Dataset records:

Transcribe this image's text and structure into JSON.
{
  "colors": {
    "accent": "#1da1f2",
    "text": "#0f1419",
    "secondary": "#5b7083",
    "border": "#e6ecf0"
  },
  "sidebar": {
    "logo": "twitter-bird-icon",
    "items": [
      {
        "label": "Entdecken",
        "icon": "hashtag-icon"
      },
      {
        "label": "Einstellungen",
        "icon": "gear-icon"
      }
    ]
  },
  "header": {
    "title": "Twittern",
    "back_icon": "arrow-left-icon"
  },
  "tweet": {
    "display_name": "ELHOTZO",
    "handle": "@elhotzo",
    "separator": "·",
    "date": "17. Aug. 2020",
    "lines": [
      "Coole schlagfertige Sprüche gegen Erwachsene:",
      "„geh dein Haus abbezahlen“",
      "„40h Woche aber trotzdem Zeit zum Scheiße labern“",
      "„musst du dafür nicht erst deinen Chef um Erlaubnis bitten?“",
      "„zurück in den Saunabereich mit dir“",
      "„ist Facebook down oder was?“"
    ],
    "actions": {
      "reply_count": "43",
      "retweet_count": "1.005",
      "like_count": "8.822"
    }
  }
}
---
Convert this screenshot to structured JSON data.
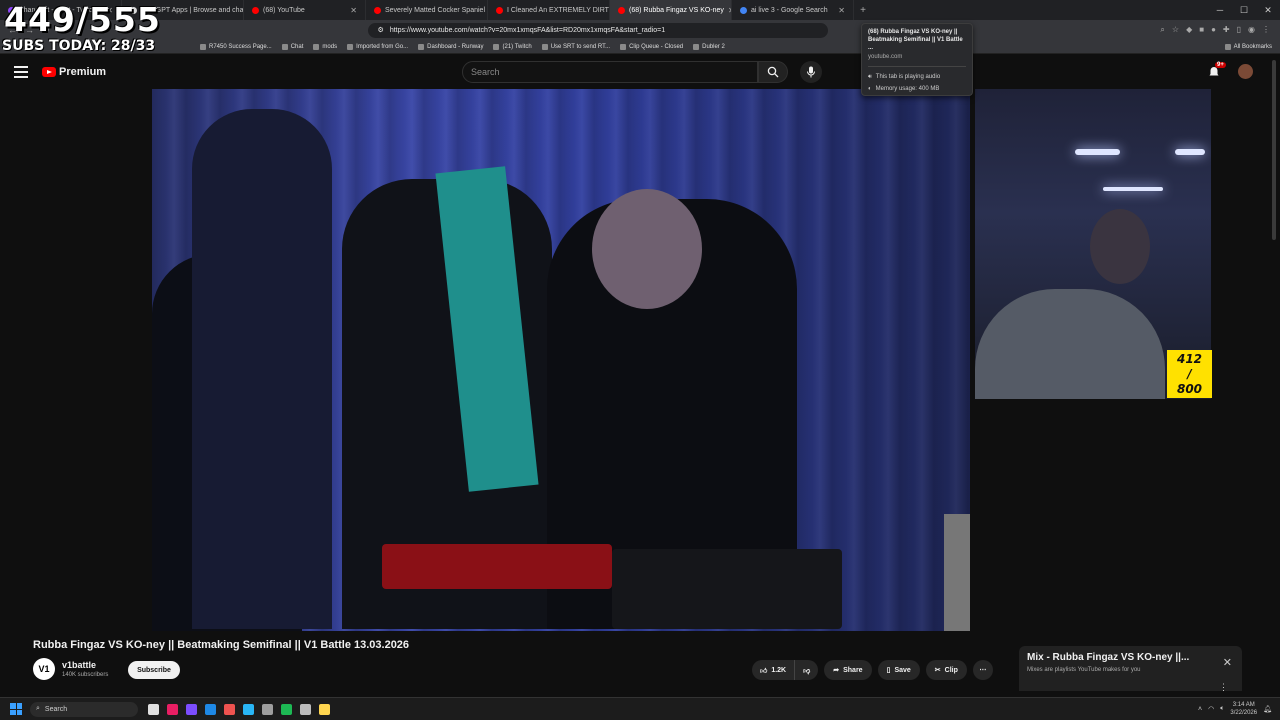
---
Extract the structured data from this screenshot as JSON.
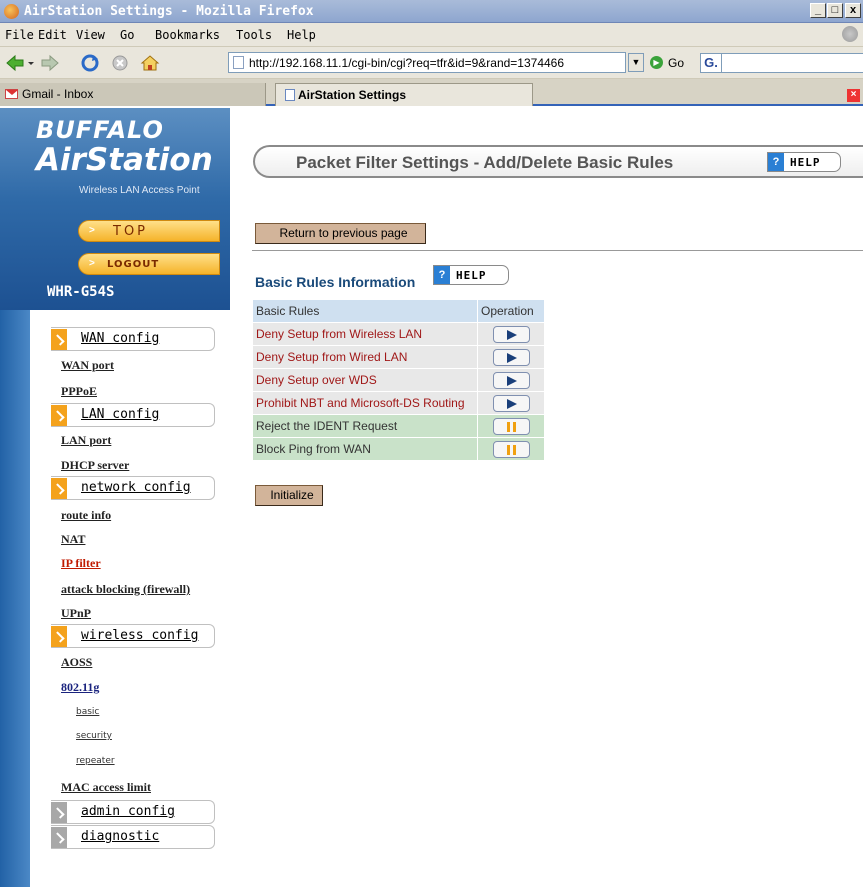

Aim of the exercise: Wherever "structured" shows up in a line, copy that line.

Complete output:
Convert this screenshot to structured JSON data.
Extract the structured data from this screenshot as JSON.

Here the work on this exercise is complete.